[Part of a data file]

----------------

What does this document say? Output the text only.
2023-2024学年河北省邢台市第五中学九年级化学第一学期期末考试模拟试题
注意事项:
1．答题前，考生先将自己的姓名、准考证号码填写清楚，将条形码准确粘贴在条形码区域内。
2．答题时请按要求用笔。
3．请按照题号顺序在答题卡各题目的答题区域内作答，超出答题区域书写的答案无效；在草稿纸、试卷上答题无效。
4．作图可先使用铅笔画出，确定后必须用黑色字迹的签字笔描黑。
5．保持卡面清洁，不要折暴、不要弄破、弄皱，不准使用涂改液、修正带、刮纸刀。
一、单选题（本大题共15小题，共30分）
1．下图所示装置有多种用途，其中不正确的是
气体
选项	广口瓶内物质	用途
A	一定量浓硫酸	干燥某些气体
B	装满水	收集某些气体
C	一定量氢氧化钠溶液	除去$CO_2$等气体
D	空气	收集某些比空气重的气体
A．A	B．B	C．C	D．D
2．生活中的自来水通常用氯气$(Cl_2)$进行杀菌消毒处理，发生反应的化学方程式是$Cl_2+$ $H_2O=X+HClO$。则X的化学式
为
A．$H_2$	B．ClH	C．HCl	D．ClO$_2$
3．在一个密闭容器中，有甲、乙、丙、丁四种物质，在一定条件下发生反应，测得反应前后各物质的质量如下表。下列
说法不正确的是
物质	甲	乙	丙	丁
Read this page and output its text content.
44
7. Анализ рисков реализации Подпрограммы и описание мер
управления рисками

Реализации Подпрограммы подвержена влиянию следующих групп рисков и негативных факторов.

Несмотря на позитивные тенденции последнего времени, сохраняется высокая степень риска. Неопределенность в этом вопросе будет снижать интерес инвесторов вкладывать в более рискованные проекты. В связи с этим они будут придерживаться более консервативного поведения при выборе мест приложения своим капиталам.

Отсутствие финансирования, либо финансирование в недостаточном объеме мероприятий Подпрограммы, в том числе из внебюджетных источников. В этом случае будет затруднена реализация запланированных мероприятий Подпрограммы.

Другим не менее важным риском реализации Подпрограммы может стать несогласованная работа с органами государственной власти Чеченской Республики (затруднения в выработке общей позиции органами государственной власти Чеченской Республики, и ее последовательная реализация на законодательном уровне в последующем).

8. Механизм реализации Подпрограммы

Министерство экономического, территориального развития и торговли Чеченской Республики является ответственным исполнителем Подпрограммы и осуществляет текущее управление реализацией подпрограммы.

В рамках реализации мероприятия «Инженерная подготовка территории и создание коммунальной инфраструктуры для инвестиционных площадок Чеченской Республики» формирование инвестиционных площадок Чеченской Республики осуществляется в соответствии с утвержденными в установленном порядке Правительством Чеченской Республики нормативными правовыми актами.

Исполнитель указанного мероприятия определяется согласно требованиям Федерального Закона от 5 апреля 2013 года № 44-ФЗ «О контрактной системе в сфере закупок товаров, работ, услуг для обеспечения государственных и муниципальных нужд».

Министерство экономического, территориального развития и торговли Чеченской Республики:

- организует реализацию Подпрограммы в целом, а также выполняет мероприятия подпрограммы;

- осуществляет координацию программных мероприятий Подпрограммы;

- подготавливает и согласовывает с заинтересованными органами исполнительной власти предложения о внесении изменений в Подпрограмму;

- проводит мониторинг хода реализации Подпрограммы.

----------------

* **Stated task**: Track down every line of the material containing the string "территориального", and copy it.

* **Exercise solution**:
Министерство экономического, территориального развития и торговли Чеченской Республики является ответственным исполнителем Подпрограммы и осуществляет текущее управление реализацией подпрограммы.
Министерство экономического, территориального развития и торговли Чеченской Республики:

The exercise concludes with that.